# [Task]
Gather, from the listing beneath this task, every line holding the string "cards".

# [Items]

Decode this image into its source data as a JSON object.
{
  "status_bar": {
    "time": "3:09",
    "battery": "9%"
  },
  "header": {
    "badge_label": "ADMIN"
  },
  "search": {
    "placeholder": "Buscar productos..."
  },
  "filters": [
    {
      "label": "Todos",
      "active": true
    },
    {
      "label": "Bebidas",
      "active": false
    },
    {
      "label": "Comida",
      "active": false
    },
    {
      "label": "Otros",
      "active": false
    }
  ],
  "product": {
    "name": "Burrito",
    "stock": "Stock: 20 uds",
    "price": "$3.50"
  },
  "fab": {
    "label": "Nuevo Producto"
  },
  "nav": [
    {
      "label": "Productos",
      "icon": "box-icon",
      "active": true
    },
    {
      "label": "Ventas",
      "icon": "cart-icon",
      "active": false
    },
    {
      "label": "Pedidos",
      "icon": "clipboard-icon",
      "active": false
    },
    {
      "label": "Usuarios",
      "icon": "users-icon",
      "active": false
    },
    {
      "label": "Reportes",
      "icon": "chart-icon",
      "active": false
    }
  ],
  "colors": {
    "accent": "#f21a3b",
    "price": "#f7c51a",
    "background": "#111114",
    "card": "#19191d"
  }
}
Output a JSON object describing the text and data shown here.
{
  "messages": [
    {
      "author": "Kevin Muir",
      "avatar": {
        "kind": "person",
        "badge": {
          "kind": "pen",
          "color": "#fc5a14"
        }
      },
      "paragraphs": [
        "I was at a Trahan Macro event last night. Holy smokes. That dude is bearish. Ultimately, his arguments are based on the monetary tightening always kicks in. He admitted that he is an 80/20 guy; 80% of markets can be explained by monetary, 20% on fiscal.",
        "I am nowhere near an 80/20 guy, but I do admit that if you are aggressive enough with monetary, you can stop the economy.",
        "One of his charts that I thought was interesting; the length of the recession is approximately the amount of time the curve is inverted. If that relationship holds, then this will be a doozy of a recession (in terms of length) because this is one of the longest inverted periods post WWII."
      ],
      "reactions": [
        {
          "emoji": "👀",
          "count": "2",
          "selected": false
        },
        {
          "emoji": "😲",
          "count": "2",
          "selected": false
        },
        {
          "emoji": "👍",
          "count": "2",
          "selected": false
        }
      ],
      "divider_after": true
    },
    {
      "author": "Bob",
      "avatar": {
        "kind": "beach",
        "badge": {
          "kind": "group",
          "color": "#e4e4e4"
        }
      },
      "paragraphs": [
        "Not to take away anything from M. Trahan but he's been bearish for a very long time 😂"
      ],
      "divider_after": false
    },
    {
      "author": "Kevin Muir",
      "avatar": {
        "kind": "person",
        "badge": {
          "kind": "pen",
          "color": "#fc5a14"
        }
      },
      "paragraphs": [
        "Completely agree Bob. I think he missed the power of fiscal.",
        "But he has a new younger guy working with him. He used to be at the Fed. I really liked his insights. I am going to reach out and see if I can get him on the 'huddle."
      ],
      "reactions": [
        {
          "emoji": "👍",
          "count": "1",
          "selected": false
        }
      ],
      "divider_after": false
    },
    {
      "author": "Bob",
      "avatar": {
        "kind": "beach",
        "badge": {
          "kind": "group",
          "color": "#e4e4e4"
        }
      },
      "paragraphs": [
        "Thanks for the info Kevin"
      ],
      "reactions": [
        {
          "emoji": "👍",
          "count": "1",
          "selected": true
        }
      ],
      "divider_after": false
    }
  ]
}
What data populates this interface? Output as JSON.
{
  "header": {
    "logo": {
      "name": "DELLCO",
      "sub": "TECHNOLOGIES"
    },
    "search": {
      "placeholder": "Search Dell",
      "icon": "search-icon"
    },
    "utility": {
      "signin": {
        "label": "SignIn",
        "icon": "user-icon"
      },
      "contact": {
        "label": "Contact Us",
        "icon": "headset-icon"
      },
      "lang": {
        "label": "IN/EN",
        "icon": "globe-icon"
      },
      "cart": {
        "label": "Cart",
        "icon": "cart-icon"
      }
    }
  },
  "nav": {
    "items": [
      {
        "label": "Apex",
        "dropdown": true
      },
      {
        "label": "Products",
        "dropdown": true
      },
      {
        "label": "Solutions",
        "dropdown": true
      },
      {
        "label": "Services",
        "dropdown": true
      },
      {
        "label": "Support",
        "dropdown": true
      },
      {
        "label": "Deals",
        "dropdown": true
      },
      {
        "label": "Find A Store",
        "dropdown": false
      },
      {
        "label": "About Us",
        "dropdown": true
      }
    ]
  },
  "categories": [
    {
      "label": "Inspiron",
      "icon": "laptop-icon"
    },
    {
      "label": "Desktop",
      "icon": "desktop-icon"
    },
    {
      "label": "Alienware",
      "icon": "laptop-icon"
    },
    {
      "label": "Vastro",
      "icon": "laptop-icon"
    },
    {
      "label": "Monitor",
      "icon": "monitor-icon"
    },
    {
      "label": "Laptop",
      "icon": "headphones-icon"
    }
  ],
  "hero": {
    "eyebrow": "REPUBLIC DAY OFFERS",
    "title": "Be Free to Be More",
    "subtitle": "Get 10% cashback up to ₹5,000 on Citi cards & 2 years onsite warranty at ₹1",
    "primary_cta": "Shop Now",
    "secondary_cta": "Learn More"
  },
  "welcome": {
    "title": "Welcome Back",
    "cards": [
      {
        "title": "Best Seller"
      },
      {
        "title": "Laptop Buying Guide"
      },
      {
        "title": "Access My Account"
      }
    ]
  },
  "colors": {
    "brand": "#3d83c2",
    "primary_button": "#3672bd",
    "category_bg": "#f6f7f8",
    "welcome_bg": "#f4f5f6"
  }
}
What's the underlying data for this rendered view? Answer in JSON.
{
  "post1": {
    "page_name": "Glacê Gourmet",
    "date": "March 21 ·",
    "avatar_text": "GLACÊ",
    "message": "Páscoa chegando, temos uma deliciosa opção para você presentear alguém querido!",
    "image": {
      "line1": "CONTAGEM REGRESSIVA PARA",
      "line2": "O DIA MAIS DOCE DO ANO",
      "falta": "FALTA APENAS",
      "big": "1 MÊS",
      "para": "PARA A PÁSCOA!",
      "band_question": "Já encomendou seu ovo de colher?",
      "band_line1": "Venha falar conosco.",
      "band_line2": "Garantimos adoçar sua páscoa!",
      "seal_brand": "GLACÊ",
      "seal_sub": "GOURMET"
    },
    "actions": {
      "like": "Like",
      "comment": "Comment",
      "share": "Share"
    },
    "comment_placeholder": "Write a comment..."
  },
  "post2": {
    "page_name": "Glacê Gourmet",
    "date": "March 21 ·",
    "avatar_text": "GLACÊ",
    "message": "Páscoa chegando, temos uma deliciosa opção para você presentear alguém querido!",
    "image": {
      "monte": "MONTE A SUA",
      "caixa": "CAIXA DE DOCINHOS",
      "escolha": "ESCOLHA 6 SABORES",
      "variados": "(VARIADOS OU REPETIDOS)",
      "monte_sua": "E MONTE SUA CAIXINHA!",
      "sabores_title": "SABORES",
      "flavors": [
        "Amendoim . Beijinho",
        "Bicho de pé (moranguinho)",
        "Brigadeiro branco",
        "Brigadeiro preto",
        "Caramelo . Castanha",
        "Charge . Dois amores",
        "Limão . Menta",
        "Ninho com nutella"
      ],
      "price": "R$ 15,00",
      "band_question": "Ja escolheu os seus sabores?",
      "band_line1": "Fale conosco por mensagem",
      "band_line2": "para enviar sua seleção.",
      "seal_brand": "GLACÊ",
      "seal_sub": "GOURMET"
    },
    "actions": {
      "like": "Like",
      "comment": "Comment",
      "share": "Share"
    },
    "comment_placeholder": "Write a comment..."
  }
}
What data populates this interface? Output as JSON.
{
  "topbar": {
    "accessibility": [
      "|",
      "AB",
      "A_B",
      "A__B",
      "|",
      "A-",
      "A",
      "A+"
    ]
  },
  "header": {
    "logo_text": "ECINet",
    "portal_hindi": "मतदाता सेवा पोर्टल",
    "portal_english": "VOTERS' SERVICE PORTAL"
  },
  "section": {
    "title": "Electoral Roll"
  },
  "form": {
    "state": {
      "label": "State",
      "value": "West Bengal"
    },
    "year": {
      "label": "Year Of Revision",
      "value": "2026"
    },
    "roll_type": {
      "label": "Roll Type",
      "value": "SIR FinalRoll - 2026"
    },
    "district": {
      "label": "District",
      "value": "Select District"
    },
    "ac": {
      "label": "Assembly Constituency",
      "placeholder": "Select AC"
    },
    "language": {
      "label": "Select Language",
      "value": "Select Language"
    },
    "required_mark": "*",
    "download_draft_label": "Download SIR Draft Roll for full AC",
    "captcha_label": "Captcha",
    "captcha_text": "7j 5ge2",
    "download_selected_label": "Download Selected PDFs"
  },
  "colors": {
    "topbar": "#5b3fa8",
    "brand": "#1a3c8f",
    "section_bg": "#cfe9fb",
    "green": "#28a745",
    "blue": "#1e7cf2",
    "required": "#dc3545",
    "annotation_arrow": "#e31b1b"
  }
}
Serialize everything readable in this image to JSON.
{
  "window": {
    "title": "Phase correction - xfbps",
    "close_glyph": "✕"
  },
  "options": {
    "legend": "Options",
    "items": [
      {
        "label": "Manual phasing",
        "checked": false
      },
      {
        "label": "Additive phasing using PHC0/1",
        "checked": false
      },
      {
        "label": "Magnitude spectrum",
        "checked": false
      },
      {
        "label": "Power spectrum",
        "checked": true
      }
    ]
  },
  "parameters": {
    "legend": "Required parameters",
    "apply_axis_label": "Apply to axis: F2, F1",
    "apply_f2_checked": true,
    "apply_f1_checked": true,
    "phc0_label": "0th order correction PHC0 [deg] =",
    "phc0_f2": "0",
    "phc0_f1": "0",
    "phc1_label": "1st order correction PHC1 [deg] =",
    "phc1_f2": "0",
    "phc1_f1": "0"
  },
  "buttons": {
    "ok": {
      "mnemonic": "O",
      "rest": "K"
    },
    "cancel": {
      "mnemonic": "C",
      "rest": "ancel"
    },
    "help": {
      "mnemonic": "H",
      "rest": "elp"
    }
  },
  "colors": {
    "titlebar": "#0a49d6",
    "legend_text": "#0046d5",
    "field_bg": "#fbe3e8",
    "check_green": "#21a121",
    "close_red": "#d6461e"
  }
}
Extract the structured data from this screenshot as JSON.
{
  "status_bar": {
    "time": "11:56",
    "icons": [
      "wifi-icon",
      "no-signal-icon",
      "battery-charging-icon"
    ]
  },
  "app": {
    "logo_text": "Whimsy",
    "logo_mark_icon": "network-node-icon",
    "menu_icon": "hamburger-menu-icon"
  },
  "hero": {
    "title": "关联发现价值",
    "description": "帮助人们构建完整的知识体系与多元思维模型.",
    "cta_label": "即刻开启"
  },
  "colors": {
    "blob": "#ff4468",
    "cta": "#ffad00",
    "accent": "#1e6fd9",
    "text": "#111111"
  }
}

# [Exercise answer]
    "subtitle": "Get 10% cashback up to ₹5,000 on Citi cards & 2 years onsite warranty at ₹1",
    "cards": [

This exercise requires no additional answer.